> **Exercise aim**
Print the whole listing exactly.

> **Stored dataset items**
Start

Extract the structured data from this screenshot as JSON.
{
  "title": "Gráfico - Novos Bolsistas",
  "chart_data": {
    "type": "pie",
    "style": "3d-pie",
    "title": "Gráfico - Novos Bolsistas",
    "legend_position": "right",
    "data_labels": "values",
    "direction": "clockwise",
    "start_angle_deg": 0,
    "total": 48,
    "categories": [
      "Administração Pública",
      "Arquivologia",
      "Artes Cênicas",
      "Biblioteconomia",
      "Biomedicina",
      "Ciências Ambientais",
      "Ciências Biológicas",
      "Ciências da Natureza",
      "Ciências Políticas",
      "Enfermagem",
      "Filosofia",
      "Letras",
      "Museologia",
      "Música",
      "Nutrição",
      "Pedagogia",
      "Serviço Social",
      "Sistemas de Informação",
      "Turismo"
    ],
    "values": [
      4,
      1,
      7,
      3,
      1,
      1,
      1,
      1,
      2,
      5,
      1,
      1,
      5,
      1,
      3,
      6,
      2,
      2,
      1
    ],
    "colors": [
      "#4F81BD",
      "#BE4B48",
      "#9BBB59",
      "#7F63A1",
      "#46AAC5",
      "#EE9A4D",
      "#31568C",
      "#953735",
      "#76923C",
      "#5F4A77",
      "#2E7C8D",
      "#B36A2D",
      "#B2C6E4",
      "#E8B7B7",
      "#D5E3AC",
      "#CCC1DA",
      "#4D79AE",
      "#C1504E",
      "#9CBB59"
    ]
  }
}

End

> **Complete output**
Extract the structured data from this screenshot as JSON.
{
  "title": "Gráfico - Novos Bolsistas",
  "chart_data": {
    "type": "pie",
    "style": "3d-pie",
    "title": "Gráfico - Novos Bolsistas",
    "legend_position": "right",
    "data_labels": "values",
    "direction": "clockwise",
    "start_angle_deg": 0,
    "total": 48,
    "categories": [
      "Administração Pública",
      "Arquivologia",
      "Artes Cênicas",
      "Biblioteconomia",
      "Biomedicina",
      "Ciências Ambientais",
      "Ciências Biológicas",
      "Ciências da Natureza",
      "Ciências Políticas",
      "Enfermagem",
      "Filosofia",
      "Letras",
      "Museologia",
      "Música",
      "Nutrição",
      "Pedagogia",
      "Serviço Social",
      "Sistemas de Informação",
      "Turismo"
    ],
    "values": [
      4,
      1,
      7,
      3,
      1,
      1,
      1,
      1,
      2,
      5,
      1,
      1,
      5,
      1,
      3,
      6,
      2,
      2,
      1
    ],
    "colors": [
      "#4F81BD",
      "#BE4B48",
      "#9BBB59",
      "#7F63A1",
      "#46AAC5",
      "#EE9A4D",
      "#31568C",
      "#953735",
      "#76923C",
      "#5F4A77",
      "#2E7C8D",
      "#B36A2D",
      "#B2C6E4",
      "#E8B7B7",
      "#D5E3AC",
      "#CCC1DA",
      "#4D79AE",
      "#C1504E",
      "#9CBB59"
    ]
  }
}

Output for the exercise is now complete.